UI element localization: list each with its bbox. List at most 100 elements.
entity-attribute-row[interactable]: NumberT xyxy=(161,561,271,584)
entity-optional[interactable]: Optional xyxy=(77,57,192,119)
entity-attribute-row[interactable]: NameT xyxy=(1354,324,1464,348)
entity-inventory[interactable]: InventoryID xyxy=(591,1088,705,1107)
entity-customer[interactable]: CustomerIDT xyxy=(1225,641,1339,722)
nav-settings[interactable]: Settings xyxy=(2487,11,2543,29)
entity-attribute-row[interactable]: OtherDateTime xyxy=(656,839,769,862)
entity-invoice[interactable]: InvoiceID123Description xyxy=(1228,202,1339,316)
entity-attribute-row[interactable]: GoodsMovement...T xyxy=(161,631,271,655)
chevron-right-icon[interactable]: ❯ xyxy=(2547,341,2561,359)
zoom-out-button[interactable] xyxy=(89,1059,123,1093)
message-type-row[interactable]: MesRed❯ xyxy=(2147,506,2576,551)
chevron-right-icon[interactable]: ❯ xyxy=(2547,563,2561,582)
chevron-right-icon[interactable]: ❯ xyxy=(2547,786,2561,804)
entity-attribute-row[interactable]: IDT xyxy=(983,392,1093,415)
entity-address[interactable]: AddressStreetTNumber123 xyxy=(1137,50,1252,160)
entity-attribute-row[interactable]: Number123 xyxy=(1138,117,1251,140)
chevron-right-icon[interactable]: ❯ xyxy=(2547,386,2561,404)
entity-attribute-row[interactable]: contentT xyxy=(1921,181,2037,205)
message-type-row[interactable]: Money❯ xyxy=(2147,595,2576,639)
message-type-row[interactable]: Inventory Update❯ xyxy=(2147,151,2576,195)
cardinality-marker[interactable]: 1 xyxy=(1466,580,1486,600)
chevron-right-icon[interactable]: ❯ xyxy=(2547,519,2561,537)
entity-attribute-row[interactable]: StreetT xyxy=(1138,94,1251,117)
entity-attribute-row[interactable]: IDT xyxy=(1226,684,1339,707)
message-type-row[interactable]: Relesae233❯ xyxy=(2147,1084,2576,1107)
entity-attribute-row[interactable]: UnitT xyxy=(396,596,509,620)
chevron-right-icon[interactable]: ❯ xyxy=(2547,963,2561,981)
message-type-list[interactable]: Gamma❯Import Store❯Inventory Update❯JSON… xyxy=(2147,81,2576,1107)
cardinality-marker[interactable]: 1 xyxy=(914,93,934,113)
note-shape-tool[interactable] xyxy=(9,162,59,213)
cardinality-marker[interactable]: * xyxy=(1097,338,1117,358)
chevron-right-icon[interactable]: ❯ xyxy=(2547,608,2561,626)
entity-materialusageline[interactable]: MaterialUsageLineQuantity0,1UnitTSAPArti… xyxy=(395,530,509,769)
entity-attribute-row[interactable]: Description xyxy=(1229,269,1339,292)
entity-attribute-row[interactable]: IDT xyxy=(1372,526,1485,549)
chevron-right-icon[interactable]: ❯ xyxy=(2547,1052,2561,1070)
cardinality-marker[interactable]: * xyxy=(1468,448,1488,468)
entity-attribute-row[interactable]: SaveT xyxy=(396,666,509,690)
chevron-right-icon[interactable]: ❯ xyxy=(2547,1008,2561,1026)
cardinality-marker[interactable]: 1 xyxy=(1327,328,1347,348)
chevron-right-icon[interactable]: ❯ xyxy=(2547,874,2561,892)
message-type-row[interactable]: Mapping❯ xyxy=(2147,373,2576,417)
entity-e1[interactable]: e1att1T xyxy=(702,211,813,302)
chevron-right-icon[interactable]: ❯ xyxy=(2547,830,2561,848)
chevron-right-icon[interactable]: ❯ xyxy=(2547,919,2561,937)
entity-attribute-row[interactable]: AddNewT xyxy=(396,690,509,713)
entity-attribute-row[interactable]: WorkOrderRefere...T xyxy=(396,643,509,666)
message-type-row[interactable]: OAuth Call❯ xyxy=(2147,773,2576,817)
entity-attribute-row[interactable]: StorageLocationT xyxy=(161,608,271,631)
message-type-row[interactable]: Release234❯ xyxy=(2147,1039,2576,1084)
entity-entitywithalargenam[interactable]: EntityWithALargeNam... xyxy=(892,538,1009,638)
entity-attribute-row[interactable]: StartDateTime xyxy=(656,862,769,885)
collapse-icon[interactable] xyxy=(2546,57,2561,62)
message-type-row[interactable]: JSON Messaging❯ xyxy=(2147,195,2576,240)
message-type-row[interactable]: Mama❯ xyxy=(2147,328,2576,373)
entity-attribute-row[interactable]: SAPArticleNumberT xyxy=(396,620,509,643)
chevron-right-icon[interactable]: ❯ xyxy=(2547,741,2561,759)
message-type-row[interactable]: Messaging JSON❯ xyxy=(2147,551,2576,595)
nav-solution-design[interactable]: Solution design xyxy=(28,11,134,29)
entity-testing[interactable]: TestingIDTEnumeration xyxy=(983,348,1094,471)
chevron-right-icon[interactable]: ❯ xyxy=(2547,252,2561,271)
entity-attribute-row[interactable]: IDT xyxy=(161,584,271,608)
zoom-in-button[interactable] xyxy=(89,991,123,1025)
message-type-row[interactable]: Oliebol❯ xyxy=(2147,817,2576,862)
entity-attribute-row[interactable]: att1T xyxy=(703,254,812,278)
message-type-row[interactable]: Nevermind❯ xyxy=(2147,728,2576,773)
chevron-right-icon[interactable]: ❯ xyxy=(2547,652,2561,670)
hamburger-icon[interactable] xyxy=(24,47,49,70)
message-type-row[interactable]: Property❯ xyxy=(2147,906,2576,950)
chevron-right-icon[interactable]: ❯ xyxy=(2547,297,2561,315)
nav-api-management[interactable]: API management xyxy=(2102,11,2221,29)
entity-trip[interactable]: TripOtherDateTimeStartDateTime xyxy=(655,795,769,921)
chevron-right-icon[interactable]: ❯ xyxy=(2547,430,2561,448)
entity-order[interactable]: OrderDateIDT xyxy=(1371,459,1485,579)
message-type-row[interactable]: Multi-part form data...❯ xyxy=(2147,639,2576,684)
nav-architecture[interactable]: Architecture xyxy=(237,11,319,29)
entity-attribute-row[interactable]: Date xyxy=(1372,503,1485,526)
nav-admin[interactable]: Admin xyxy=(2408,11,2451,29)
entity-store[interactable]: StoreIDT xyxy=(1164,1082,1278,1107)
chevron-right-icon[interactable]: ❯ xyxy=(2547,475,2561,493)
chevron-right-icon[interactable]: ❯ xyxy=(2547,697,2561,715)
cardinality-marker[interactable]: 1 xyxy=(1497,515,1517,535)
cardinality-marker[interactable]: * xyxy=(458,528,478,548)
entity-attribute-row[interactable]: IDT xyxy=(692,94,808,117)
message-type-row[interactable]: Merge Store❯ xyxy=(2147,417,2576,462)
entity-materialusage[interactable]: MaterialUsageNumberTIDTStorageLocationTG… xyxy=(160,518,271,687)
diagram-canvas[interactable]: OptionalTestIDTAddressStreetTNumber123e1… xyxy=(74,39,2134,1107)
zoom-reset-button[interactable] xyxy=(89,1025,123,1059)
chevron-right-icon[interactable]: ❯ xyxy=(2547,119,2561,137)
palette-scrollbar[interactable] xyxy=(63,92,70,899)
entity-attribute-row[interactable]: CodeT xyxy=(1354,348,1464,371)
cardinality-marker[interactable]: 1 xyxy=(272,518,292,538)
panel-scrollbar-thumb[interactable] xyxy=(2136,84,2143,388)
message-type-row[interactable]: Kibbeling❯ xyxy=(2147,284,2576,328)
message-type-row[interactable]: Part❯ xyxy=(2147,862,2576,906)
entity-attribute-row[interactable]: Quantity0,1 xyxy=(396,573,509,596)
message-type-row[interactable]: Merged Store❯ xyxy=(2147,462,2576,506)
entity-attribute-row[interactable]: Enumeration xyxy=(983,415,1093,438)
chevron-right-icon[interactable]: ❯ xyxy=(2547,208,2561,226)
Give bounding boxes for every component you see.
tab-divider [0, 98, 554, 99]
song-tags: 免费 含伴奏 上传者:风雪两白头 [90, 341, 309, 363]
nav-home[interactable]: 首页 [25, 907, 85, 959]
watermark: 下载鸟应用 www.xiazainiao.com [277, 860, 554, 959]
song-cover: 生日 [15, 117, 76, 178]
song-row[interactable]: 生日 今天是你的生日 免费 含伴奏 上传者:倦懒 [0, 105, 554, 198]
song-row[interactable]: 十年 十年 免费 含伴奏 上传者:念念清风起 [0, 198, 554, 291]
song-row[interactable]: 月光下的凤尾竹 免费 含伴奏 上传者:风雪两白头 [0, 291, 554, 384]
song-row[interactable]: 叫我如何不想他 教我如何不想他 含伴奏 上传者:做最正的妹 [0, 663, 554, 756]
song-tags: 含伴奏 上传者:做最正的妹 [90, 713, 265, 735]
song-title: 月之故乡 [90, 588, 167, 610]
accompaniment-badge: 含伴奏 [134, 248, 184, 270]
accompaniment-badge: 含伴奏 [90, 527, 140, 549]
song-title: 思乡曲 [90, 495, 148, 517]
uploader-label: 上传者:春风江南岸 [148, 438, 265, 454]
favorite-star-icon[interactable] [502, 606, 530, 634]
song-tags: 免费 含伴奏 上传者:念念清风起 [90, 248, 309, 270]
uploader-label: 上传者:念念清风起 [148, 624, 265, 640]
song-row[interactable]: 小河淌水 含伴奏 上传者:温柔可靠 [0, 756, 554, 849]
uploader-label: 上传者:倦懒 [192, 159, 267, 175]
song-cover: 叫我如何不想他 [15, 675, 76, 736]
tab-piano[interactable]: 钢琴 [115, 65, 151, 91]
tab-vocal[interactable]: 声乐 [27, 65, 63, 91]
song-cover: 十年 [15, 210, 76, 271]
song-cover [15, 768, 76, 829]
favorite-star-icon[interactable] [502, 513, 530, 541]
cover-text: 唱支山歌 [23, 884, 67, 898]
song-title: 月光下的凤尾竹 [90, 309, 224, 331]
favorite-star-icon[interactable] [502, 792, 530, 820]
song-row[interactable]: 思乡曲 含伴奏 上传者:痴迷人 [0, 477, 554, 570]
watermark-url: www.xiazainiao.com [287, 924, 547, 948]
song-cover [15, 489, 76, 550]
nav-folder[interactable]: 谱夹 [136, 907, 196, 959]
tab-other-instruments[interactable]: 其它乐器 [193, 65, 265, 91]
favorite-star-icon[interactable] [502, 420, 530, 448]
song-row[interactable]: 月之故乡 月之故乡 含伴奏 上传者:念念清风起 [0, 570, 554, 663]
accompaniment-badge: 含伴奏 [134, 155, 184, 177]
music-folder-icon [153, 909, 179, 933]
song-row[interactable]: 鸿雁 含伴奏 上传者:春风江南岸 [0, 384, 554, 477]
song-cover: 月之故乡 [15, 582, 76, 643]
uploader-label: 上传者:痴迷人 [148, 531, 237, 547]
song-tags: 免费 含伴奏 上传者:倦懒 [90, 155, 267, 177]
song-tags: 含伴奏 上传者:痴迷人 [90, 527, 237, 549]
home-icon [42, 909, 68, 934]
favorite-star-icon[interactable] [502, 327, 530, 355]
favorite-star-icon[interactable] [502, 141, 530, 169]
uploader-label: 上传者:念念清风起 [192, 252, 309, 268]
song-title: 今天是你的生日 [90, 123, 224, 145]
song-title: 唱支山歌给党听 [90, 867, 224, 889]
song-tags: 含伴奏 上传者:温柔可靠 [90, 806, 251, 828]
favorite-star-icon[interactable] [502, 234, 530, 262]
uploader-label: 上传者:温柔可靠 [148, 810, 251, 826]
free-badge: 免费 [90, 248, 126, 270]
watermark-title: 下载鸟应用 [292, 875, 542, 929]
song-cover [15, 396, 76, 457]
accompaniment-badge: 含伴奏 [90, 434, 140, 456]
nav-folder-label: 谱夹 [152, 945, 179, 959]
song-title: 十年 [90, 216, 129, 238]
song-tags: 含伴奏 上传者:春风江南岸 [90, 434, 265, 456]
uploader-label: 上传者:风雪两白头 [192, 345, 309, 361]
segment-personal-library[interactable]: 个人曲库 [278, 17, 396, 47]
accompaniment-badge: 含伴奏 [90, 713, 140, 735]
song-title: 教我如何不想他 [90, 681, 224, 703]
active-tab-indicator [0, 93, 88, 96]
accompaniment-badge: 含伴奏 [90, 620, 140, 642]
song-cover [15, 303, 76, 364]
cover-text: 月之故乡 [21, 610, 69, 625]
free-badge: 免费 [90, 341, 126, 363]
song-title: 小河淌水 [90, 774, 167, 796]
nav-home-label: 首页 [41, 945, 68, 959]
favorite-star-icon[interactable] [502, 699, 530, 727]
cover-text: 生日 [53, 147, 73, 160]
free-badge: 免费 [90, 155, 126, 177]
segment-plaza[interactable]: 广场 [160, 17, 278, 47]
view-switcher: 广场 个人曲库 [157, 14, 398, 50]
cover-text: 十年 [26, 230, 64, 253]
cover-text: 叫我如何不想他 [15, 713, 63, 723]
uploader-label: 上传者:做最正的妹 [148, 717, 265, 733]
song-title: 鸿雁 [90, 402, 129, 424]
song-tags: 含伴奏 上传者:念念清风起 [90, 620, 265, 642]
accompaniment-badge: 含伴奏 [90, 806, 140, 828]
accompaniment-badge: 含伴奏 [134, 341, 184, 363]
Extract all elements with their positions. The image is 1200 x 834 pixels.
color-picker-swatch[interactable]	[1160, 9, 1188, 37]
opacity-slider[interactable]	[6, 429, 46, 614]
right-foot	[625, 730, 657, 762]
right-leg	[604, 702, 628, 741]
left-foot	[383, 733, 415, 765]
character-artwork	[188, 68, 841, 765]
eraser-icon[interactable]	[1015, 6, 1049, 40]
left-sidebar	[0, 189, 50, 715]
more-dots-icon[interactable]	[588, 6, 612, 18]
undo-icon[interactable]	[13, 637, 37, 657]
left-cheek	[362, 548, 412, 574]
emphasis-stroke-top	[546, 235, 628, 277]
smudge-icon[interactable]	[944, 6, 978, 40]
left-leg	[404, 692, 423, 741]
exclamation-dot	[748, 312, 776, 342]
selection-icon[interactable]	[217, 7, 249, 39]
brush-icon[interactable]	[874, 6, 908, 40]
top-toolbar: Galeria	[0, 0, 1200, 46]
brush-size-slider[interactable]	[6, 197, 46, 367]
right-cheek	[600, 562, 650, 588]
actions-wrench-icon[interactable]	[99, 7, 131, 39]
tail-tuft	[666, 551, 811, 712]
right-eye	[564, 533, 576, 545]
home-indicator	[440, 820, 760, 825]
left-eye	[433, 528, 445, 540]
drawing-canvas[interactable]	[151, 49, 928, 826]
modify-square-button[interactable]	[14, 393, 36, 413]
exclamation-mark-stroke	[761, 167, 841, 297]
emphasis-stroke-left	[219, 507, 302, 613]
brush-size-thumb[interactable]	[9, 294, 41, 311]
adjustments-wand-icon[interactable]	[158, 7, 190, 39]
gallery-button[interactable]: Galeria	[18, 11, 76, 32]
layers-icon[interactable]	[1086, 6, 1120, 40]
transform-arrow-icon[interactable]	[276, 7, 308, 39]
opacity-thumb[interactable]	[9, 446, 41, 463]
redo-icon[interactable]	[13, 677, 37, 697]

----------

Written request: Retype the entries starting at the first line and ending at the line that contains "chevron-right-icon[interactable]: ❯ xyxy=(2547,341,2561,359)", with both of those lines included.

Answer to the exercise:
UI element localization: list each with its bbox. List at most 100 elements.
entity-attribute-row[interactable]: NumberT xyxy=(161,561,271,584)
entity-optional[interactable]: Optional xyxy=(77,57,192,119)
entity-attribute-row[interactable]: NameT xyxy=(1354,324,1464,348)
entity-inventory[interactable]: InventoryID xyxy=(591,1088,705,1107)
entity-customer[interactable]: CustomerIDT xyxy=(1225,641,1339,722)
nav-settings[interactable]: Settings xyxy=(2487,11,2543,29)
entity-attribute-row[interactable]: OtherDateTime xyxy=(656,839,769,862)
entity-invoice[interactable]: InvoiceID123Description xyxy=(1228,202,1339,316)
entity-attribute-row[interactable]: GoodsMovement...T xyxy=(161,631,271,655)
chevron-right-icon[interactable]: ❯ xyxy=(2547,341,2561,359)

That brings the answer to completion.